■ Directions for this task: Find every line below that contains the word "JSON" and copy it out.

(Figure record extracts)
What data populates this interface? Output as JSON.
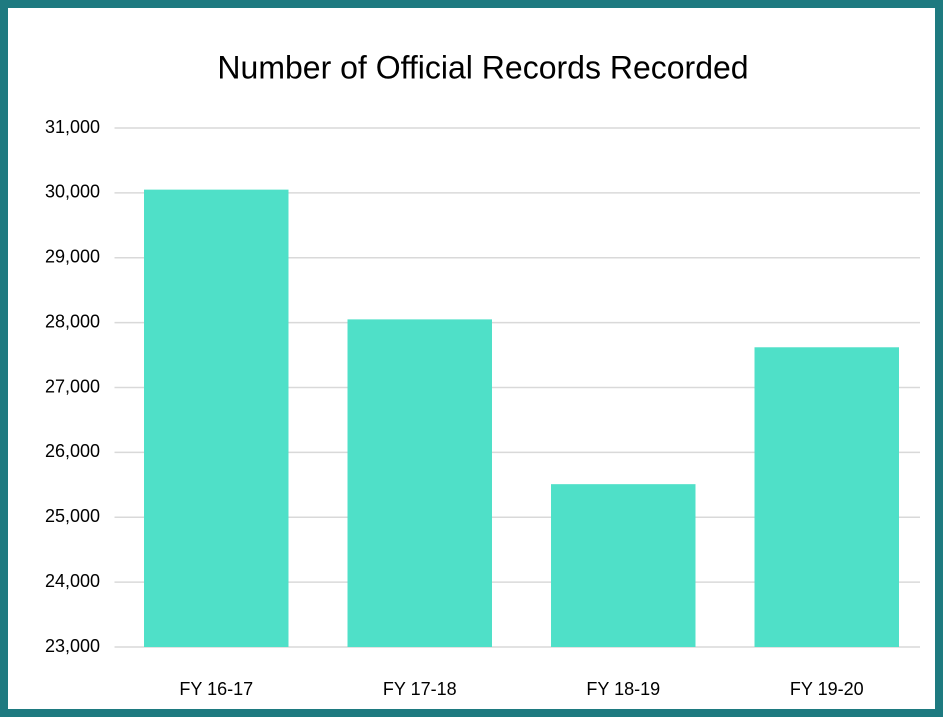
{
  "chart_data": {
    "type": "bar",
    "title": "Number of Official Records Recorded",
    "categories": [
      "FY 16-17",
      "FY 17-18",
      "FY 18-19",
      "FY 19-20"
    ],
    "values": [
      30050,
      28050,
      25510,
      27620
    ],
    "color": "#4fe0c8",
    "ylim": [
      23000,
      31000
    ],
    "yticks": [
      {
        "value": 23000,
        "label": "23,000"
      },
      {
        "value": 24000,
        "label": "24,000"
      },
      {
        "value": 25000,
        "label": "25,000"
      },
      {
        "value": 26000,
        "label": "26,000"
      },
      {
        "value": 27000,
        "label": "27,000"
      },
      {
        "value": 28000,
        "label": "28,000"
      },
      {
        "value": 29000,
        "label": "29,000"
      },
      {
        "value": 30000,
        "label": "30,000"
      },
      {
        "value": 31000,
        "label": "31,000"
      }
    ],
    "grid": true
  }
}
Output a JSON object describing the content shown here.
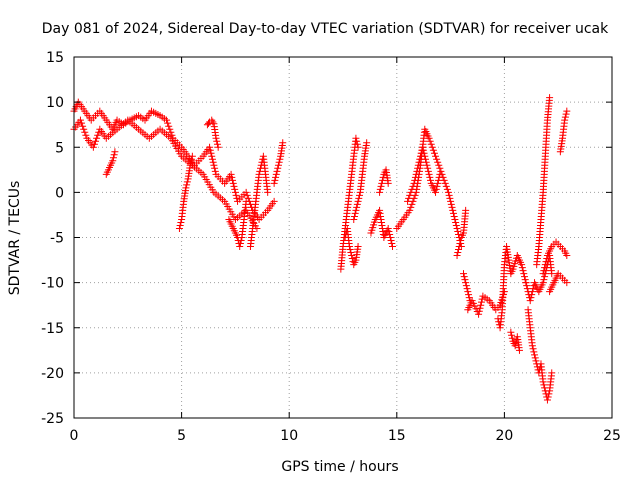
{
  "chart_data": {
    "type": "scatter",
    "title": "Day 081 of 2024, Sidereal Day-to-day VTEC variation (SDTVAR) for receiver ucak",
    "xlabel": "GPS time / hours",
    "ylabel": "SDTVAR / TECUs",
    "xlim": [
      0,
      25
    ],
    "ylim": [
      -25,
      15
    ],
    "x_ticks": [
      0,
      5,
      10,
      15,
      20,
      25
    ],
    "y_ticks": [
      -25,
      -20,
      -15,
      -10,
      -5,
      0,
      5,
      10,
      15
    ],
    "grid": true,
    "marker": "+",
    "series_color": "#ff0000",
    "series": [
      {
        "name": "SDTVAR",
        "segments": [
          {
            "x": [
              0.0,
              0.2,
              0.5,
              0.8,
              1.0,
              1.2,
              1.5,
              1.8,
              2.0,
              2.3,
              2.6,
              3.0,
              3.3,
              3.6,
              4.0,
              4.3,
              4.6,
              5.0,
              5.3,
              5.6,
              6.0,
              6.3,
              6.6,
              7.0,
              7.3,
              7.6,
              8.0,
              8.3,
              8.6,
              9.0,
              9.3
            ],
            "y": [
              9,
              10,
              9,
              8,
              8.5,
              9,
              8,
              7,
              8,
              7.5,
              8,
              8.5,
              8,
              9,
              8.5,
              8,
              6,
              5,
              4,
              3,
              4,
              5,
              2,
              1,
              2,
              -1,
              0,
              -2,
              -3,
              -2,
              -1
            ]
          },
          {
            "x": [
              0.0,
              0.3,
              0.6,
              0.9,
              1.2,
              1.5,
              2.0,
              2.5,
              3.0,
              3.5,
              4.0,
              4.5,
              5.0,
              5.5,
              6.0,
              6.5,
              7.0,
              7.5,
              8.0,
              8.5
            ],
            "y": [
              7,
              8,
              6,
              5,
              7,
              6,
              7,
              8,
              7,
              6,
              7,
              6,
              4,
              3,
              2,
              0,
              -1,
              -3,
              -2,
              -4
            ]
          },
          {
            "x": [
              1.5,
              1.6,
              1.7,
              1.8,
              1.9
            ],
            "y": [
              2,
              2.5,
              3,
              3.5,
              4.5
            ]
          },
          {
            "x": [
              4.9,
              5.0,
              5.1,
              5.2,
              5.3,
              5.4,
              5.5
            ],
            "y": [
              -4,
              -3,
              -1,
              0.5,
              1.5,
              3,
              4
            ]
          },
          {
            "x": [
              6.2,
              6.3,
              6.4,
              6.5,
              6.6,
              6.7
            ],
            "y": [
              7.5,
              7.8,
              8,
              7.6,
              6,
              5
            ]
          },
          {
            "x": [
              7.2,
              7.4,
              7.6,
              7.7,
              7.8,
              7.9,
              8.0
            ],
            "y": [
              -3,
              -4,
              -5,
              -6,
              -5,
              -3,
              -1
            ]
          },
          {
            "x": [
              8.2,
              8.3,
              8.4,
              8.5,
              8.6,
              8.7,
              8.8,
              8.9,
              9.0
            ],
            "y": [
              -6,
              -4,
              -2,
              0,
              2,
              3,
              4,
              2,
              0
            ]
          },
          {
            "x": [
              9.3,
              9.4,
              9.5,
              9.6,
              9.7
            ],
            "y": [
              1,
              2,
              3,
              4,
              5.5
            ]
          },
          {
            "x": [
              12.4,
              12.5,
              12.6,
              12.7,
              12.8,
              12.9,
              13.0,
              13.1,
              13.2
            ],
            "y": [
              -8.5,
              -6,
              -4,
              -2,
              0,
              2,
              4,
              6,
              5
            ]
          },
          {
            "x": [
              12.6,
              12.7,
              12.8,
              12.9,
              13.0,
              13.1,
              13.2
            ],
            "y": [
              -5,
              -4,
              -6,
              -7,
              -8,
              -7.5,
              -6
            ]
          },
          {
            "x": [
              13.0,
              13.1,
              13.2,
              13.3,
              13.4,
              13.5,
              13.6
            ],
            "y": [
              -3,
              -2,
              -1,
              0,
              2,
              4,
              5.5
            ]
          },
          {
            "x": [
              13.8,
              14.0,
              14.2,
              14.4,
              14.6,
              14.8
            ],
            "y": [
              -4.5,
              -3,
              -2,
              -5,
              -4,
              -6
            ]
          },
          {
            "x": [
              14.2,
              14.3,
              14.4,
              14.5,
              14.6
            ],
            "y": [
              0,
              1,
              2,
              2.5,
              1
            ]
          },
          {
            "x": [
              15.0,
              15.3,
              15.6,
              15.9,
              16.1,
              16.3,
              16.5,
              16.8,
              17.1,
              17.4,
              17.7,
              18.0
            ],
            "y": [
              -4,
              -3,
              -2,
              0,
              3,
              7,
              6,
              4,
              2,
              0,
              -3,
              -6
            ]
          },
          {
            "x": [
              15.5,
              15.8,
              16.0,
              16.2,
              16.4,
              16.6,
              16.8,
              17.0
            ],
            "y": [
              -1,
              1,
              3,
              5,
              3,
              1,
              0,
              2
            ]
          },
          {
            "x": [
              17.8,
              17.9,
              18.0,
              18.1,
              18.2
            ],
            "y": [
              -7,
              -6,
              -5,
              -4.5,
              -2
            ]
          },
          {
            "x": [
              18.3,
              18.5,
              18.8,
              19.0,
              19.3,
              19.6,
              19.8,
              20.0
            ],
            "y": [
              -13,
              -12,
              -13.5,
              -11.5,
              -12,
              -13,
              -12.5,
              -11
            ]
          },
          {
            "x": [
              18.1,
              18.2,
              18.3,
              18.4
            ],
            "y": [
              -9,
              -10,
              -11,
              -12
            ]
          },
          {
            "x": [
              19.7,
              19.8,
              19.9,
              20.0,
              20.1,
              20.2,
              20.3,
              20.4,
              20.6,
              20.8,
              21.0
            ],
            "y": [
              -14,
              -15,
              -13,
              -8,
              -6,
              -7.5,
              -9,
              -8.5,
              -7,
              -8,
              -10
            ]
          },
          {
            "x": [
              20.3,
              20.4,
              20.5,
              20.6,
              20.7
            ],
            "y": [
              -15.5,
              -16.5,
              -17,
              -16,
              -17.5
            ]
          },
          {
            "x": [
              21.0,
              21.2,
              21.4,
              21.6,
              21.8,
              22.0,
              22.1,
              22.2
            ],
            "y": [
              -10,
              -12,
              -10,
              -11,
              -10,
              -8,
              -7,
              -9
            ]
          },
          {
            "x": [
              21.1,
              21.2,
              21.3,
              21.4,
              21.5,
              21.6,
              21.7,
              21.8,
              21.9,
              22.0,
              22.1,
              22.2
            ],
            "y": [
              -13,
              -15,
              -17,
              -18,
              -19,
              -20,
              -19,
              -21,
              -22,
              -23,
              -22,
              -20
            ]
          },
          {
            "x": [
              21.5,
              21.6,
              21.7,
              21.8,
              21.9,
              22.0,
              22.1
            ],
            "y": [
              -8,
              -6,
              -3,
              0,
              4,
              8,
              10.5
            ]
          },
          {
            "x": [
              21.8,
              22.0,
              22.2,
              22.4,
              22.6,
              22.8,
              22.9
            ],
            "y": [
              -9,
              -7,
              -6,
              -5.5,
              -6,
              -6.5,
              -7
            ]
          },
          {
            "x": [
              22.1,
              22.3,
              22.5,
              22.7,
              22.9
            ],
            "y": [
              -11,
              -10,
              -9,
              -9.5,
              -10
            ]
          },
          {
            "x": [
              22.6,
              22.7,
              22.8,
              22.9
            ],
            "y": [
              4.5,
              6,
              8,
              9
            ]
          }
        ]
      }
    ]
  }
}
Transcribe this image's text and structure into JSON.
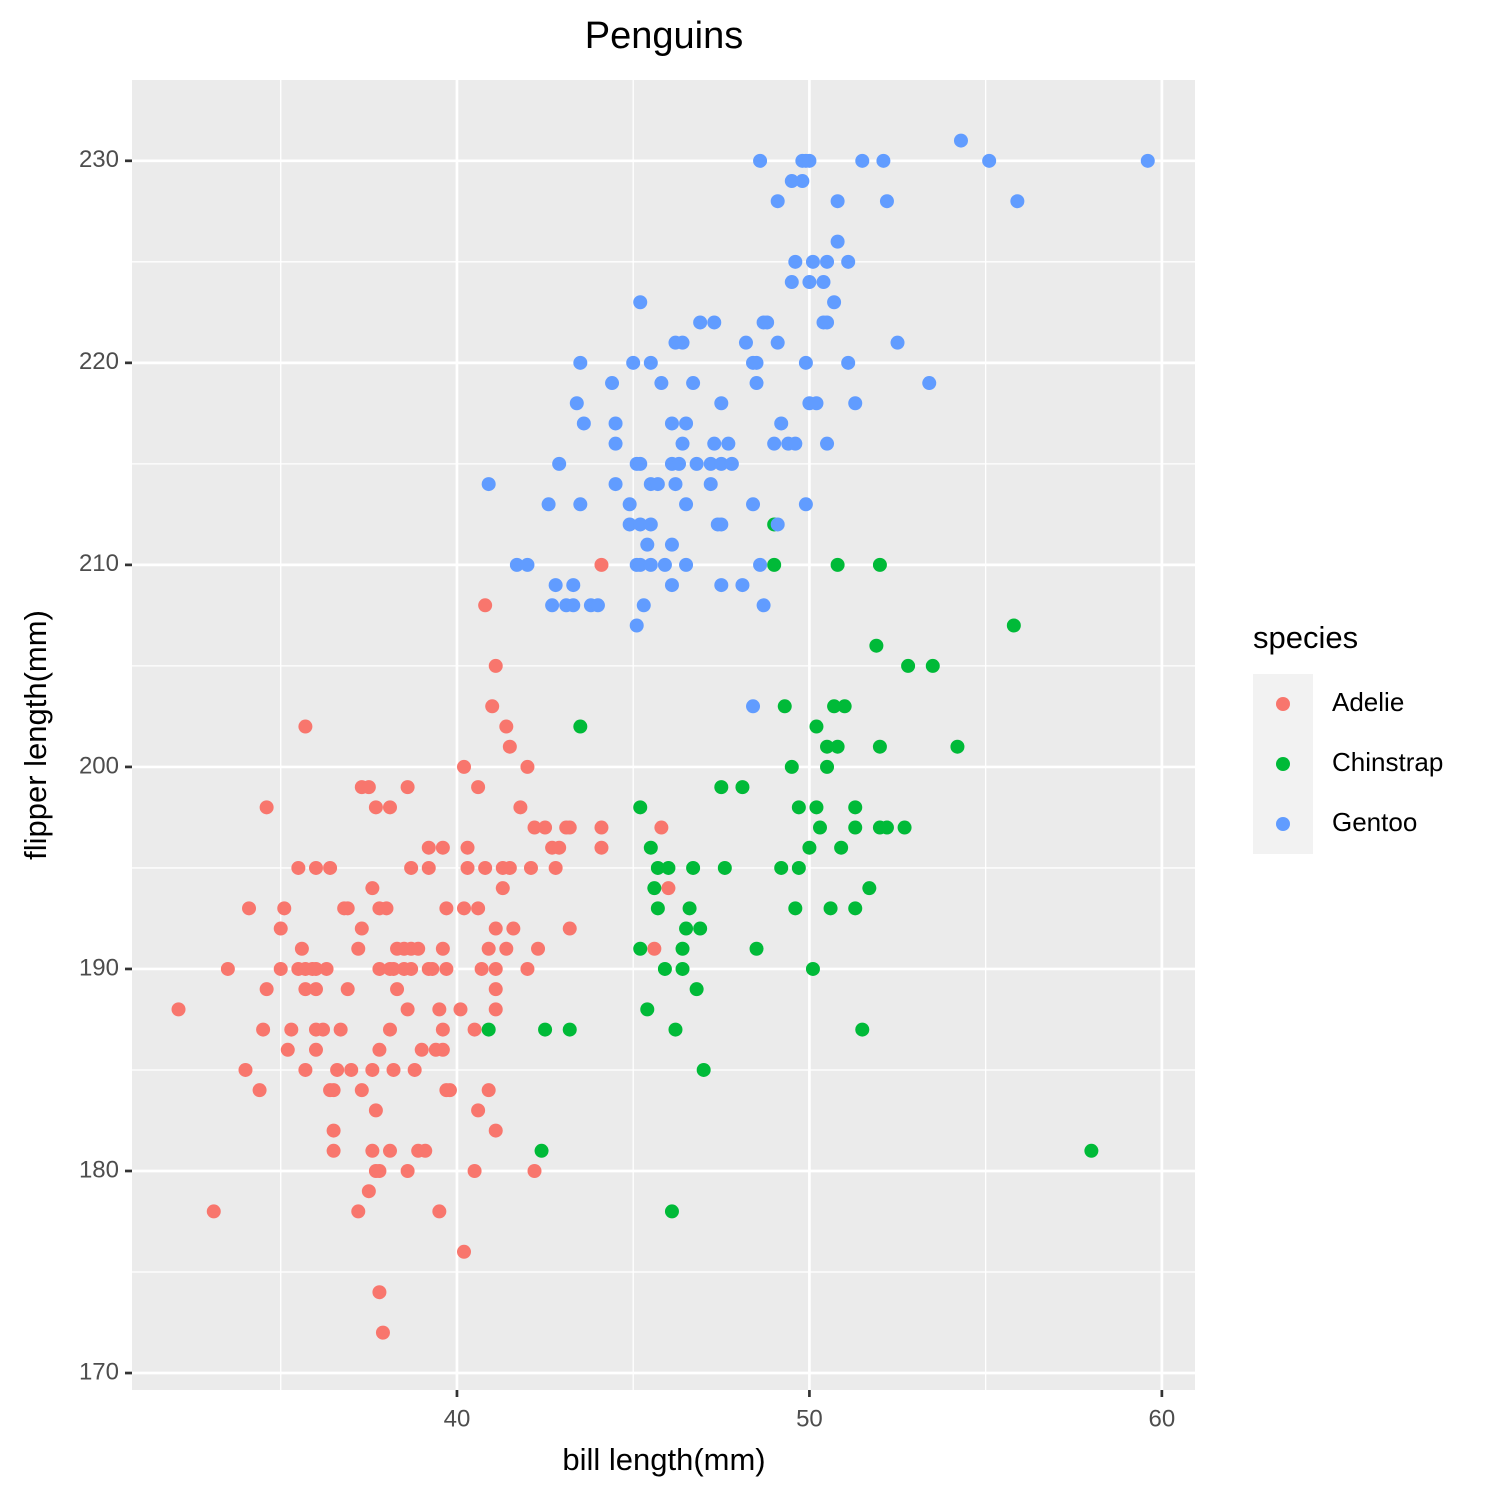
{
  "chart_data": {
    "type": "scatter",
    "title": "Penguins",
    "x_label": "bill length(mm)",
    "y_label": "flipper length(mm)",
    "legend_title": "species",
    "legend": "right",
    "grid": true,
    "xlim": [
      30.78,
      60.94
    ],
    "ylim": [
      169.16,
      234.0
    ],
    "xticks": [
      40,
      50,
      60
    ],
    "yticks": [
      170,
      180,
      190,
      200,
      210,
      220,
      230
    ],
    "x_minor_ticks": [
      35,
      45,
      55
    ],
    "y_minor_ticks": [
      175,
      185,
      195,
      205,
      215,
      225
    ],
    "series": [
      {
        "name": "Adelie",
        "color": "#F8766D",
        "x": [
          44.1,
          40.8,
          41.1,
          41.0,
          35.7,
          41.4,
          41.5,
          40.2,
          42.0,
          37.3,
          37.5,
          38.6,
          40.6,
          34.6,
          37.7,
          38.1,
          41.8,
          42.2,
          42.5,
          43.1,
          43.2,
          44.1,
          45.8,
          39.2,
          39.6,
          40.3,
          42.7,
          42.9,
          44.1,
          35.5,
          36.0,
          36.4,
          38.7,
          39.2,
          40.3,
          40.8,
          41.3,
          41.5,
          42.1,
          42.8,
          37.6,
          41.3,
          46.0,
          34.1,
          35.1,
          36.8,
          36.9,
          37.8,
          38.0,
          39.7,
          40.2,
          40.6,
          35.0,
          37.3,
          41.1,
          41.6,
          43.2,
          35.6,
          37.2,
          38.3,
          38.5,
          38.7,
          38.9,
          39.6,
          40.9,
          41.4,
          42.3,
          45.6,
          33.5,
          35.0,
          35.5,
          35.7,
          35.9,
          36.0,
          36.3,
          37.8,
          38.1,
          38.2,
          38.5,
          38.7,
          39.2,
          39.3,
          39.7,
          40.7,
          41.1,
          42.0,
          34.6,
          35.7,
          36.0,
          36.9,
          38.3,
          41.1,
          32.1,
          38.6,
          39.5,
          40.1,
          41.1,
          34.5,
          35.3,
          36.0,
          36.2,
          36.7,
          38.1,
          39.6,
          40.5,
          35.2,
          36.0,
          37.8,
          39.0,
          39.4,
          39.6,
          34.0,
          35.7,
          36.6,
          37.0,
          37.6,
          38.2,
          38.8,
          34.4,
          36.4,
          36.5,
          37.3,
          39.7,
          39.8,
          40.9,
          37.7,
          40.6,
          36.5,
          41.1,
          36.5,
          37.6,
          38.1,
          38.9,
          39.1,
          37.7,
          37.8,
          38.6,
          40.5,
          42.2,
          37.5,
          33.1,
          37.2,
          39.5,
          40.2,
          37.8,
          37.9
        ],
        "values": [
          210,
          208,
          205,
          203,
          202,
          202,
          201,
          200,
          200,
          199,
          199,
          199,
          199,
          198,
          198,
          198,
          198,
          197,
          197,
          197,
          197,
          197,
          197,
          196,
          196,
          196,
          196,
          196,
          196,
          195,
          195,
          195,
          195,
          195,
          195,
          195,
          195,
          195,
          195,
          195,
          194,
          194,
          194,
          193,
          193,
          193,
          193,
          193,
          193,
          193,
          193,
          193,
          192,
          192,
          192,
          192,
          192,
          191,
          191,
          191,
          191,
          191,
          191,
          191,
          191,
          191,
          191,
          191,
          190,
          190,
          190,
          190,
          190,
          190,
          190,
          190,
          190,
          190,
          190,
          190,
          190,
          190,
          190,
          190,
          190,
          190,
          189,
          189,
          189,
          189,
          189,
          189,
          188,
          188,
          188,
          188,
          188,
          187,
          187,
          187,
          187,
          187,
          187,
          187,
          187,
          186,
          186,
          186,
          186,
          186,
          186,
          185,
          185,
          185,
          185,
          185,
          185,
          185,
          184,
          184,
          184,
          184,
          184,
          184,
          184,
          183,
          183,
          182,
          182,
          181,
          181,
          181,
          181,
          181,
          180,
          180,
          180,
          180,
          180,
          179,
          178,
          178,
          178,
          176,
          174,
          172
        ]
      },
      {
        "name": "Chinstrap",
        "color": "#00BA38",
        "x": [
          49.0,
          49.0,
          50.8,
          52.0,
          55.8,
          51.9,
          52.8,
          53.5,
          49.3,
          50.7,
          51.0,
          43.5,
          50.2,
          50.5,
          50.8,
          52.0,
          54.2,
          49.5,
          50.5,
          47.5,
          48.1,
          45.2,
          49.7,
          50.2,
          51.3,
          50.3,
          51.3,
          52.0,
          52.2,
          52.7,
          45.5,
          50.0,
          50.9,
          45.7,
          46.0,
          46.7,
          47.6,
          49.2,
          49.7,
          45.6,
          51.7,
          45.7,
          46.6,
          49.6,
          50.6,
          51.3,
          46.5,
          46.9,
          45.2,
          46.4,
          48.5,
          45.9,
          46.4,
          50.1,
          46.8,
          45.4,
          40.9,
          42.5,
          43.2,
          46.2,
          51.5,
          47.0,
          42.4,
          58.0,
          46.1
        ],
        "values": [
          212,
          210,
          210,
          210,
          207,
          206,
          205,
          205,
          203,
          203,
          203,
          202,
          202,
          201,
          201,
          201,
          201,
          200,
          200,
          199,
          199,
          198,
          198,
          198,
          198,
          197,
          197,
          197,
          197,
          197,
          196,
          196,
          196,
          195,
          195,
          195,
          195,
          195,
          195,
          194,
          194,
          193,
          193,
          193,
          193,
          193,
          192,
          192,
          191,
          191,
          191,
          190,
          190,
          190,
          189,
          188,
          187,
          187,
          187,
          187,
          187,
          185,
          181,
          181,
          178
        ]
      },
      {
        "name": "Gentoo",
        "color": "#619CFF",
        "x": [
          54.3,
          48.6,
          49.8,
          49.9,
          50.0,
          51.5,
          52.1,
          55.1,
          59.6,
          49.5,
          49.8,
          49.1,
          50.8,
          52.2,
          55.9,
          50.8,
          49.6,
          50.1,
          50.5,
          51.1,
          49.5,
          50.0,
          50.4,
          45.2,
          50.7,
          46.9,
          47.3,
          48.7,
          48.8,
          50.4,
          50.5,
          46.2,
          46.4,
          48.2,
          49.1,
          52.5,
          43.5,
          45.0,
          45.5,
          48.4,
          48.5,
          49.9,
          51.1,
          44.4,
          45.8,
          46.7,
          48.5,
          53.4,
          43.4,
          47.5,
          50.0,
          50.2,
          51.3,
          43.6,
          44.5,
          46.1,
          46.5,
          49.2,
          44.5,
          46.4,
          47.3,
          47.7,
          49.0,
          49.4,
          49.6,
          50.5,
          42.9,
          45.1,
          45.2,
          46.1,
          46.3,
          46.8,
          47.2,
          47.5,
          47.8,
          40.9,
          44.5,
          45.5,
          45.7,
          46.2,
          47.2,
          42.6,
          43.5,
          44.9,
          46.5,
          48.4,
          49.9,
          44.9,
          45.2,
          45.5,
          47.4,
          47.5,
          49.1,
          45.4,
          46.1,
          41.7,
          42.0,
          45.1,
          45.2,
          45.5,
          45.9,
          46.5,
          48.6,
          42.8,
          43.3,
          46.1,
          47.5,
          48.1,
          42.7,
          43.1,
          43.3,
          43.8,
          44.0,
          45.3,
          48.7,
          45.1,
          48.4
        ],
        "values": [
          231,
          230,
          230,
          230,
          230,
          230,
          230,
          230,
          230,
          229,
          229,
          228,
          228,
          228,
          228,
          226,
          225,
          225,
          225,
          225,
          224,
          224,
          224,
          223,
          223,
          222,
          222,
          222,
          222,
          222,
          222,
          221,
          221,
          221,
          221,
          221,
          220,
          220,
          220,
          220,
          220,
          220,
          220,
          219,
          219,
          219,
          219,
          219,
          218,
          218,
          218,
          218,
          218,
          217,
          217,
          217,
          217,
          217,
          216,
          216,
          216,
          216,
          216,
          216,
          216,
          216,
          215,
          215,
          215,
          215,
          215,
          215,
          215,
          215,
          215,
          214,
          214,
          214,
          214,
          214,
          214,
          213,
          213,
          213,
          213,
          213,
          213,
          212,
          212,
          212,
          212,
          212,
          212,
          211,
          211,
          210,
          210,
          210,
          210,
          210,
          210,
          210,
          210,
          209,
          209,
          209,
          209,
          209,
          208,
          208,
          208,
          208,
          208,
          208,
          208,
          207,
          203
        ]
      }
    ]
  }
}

■ Task answer:
What data populates this interface? Output as JSON.
Output a JSON object describing the content shown here.
Transcribe this image's text and structure into JSON.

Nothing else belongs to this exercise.